Dataset rows
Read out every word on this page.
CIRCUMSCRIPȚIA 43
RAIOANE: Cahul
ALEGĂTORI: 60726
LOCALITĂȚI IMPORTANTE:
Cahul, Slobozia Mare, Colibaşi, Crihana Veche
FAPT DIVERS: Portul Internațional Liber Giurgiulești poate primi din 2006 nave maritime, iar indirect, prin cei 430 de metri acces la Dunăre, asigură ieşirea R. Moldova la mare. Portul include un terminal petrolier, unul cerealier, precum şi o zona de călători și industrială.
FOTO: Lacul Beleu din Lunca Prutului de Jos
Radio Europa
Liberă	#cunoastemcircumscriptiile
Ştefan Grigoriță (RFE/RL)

What is required
Write down all the entries again without a single difference.

Finished exercise
Read out every word on this page.
CIRCUMSCRIPȚIA 43
RAIOANE: Cahul
ALEGĂTORI: 60726
LOCALITĂȚI IMPORTANTE:
Cahul, Slobozia Mare, Colibaşi, Crihana Veche
FAPT DIVERS: Portul Internațional Liber Giurgiulești poate primi din 2006 nave maritime, iar indirect, prin cei 430 de metri acces la Dunăre, asigură ieşirea R. Moldova la mare. Portul include un terminal petrolier, unul cerealier, precum şi o zona de călători și industrială.
FOTO: Lacul Beleu din Lunca Prutului de Jos
Radio Europa
Liberă	#cunoastemcircumscriptiile
Ştefan Grigoriță (RFE/RL)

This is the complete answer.